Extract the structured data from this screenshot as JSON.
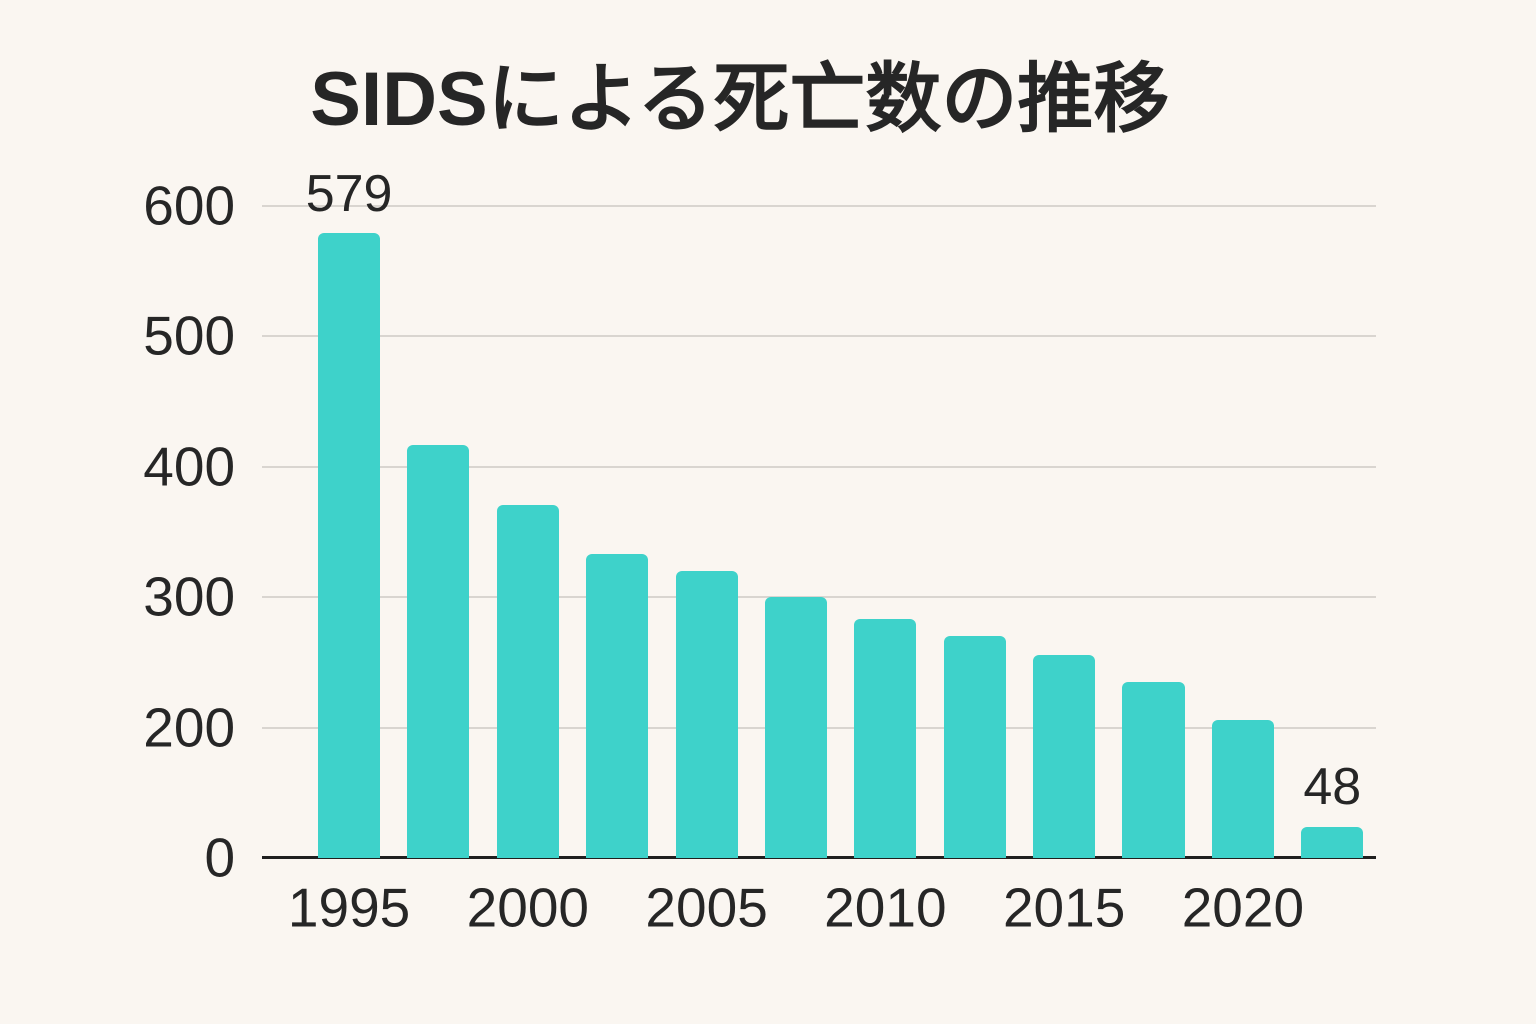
{
  "chart_data": {
    "type": "bar",
    "title": "SIDSによる死亡数の推移",
    "categories": [
      "1995",
      "",
      "2000",
      "",
      "2005",
      "",
      "2010",
      "",
      "2015",
      "",
      "2020",
      ""
    ],
    "values": [
      579,
      417,
      371,
      333,
      320,
      300,
      283,
      270,
      256,
      235,
      206,
      48
    ],
    "bar_value_labels": [
      "579",
      "",
      "",
      "",
      "",
      "",
      "",
      "",
      "",
      "",
      "",
      "48"
    ],
    "y_ticks": [
      "600",
      "500",
      "400",
      "300",
      "200",
      "0"
    ],
    "x_tick_labels": [
      "1995",
      "2000",
      "2005",
      "2010",
      "2015",
      "2020"
    ],
    "x_tick_bar_indices": [
      0,
      2,
      4,
      6,
      8,
      10
    ],
    "xlabel": "",
    "ylabel": "",
    "grid": true,
    "legend": false,
    "axis_note": "y tick labels 600,500,400,300,200,0 are equally spaced (no 100 label shown)",
    "colors": {
      "bar": "#3ed2ca",
      "background": "#faf6f1",
      "gridline": "#d9d5d0",
      "axis_line": "#1f1f1f",
      "text": "#262626"
    }
  }
}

■ Task objective
With the pictures omitted, reproduce the records in full and exactly.

■ Output for this task
Extract the structured data from this screenshot as JSON.
{
  "chart_data": {
    "type": "bar",
    "title": "SIDSによる死亡数の推移",
    "categories": [
      "1995",
      "",
      "2000",
      "",
      "2005",
      "",
      "2010",
      "",
      "2015",
      "",
      "2020",
      ""
    ],
    "values": [
      579,
      417,
      371,
      333,
      320,
      300,
      283,
      270,
      256,
      235,
      206,
      48
    ],
    "bar_value_labels": [
      "579",
      "",
      "",
      "",
      "",
      "",
      "",
      "",
      "",
      "",
      "",
      "48"
    ],
    "y_ticks": [
      "600",
      "500",
      "400",
      "300",
      "200",
      "0"
    ],
    "x_tick_labels": [
      "1995",
      "2000",
      "2005",
      "2010",
      "2015",
      "2020"
    ],
    "x_tick_bar_indices": [
      0,
      2,
      4,
      6,
      8,
      10
    ],
    "xlabel": "",
    "ylabel": "",
    "grid": true,
    "legend": false,
    "axis_note": "y tick labels 600,500,400,300,200,0 are equally spaced (no 100 label shown)",
    "colors": {
      "bar": "#3ed2ca",
      "background": "#faf6f1",
      "gridline": "#d9d5d0",
      "axis_line": "#1f1f1f",
      "text": "#262626"
    }
  }
}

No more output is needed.